** SUPPLIED INFORMATION **
-------------------------

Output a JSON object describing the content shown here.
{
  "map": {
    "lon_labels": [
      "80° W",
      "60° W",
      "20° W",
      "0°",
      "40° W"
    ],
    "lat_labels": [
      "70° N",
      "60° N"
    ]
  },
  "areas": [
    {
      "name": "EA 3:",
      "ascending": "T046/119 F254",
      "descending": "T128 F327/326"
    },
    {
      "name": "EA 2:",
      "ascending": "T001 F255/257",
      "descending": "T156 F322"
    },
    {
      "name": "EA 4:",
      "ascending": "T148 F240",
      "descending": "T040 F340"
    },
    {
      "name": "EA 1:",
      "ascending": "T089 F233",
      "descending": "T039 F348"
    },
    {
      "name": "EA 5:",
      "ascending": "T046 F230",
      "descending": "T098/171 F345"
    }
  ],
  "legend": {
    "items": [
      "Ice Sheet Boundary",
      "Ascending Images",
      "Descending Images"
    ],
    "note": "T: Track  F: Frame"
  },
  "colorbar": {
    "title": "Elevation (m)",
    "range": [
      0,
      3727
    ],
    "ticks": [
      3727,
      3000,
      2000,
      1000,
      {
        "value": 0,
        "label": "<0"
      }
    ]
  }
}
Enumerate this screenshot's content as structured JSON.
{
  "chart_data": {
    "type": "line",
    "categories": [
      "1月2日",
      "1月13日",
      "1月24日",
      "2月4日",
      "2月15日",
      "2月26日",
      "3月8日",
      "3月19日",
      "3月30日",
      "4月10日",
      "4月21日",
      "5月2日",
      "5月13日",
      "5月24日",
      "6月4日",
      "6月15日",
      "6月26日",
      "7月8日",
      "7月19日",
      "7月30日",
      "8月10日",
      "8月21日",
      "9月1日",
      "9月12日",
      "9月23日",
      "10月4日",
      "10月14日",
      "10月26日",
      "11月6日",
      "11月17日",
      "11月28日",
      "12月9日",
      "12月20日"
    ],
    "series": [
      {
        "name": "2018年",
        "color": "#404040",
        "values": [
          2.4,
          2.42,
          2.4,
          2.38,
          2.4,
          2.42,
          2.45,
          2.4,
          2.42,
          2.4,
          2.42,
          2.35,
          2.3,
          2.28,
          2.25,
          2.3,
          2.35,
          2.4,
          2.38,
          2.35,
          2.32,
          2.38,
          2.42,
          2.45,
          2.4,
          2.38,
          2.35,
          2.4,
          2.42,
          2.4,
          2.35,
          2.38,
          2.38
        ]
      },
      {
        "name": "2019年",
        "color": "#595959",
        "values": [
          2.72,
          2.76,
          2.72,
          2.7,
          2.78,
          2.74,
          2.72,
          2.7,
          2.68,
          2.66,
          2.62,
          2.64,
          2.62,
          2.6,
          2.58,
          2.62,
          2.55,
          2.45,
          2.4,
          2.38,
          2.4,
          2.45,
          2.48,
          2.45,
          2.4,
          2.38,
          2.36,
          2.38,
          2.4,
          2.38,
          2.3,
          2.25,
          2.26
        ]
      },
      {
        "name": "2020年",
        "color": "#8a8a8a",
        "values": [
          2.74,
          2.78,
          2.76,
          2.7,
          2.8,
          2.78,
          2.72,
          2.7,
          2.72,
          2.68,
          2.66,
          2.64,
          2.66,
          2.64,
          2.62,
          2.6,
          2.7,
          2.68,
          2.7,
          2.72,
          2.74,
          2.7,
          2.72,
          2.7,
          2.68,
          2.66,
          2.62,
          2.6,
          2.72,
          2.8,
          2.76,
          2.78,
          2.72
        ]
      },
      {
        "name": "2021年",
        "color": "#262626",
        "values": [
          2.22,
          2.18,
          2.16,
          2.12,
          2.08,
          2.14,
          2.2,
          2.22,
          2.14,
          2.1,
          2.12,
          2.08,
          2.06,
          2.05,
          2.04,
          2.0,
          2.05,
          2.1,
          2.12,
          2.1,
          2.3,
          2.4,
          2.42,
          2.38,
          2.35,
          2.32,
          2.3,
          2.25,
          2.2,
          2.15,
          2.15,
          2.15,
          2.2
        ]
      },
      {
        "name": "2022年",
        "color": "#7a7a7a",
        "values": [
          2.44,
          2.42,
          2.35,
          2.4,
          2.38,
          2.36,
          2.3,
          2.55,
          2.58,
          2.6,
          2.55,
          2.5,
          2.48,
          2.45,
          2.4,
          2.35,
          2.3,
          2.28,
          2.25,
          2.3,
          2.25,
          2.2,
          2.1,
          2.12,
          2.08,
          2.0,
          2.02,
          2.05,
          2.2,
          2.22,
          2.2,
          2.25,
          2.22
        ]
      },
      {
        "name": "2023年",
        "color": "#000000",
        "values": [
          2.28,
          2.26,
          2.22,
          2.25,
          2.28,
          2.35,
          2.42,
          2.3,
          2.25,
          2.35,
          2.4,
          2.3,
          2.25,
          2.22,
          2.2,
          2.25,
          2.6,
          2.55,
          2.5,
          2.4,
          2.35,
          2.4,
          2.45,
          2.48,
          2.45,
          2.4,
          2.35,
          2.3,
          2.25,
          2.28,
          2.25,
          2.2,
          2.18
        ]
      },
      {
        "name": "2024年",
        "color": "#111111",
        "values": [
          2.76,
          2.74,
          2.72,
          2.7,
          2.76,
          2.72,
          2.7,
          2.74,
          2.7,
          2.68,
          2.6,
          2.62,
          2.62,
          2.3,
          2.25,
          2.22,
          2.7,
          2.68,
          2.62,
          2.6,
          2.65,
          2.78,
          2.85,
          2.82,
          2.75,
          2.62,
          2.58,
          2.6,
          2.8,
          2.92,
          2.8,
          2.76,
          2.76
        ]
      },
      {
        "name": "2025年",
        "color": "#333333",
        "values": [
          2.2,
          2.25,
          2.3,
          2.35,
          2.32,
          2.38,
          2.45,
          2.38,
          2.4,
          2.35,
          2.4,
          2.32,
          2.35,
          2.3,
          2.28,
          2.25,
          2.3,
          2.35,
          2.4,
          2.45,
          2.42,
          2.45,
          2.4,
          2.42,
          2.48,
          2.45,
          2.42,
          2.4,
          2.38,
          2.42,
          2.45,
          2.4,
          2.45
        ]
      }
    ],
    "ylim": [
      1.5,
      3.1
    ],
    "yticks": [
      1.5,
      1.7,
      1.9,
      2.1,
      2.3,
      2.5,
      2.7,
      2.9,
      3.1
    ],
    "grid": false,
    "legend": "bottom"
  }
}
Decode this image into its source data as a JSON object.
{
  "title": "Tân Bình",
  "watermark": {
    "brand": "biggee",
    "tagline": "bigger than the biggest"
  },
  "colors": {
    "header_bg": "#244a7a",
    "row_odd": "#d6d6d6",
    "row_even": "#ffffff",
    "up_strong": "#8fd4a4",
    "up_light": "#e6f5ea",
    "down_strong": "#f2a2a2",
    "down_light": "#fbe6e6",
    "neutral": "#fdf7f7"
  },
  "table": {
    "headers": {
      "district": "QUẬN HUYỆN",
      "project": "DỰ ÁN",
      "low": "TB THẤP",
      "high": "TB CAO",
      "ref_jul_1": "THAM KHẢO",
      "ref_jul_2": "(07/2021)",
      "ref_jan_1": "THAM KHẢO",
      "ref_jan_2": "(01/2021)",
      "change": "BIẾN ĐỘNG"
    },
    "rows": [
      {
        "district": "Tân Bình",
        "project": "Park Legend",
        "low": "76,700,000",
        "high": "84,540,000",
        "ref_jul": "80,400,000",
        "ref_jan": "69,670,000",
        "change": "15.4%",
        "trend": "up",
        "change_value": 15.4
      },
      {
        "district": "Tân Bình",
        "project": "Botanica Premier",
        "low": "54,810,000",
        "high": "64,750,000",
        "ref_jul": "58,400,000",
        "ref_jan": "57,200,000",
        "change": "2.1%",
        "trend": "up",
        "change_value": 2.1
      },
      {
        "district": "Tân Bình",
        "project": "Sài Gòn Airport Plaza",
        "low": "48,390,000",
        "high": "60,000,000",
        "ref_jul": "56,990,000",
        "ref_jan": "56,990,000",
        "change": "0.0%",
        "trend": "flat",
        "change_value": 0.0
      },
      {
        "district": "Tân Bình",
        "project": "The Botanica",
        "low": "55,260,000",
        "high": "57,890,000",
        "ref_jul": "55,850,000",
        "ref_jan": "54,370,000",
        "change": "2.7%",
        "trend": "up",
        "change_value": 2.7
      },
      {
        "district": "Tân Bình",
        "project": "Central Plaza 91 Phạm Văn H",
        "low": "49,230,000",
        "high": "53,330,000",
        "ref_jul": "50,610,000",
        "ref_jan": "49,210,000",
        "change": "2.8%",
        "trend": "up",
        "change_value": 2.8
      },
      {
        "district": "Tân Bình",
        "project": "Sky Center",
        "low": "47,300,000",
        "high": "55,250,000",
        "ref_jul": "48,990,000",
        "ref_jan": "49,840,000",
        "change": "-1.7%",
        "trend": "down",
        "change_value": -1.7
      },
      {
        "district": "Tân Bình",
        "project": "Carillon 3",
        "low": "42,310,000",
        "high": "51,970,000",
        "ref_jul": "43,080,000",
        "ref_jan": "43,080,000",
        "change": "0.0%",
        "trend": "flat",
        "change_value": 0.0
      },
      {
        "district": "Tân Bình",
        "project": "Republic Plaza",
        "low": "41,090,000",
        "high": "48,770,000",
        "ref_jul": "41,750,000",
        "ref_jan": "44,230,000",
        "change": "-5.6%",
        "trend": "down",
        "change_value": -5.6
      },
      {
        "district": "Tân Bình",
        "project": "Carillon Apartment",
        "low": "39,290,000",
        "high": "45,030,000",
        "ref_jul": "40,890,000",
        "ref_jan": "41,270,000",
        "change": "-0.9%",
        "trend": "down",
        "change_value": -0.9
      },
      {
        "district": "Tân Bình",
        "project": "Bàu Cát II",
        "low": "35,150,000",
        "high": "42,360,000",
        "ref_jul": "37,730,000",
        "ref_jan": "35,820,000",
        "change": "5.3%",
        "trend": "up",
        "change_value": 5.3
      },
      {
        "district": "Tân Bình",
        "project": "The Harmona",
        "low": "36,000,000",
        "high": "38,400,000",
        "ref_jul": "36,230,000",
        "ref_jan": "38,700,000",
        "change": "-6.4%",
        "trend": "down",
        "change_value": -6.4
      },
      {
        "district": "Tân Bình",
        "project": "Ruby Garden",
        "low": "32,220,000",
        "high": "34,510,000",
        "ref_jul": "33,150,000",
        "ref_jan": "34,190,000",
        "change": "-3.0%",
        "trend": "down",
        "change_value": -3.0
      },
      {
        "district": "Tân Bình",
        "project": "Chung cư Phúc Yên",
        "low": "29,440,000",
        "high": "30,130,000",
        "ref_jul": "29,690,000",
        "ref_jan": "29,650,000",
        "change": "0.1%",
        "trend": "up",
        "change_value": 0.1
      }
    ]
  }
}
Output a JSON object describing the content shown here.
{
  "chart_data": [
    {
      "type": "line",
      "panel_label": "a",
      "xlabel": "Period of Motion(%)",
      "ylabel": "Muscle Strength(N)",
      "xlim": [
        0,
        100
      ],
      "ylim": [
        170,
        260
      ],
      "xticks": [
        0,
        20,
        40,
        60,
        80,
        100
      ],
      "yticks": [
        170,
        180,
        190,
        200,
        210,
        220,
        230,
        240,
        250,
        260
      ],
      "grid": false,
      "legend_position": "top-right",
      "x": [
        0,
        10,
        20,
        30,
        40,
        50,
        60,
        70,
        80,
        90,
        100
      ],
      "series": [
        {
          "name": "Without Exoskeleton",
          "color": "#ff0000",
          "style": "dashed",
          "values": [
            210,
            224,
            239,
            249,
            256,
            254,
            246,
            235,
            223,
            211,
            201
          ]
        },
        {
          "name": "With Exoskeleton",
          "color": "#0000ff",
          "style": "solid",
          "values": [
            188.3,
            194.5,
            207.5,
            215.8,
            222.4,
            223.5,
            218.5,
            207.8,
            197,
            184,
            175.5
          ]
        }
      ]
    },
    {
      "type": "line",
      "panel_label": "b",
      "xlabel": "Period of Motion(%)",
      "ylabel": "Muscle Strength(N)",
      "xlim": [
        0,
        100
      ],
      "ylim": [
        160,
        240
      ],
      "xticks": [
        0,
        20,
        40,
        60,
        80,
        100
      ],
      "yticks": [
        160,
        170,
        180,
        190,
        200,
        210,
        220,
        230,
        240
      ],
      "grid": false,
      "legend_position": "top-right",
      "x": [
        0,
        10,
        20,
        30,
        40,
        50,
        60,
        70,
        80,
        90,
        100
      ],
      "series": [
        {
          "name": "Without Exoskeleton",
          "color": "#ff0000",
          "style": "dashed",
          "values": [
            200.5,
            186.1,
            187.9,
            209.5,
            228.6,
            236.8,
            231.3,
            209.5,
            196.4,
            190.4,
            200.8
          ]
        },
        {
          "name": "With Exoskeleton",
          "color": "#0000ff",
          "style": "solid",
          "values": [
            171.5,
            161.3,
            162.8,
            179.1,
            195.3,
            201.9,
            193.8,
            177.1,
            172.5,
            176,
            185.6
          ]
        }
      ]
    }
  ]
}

-------------------------

** WHAT YOU ARE ASKED TO DO **
Every line that holds the word "JSON" should be extracted.

** COMPLETED EXERCISE **
Output a JSON object describing the content shown here.
Enumerate this screenshot's content as structured JSON.
Decode this image into its source data as a JSON object.
Output a JSON object describing the content shown here.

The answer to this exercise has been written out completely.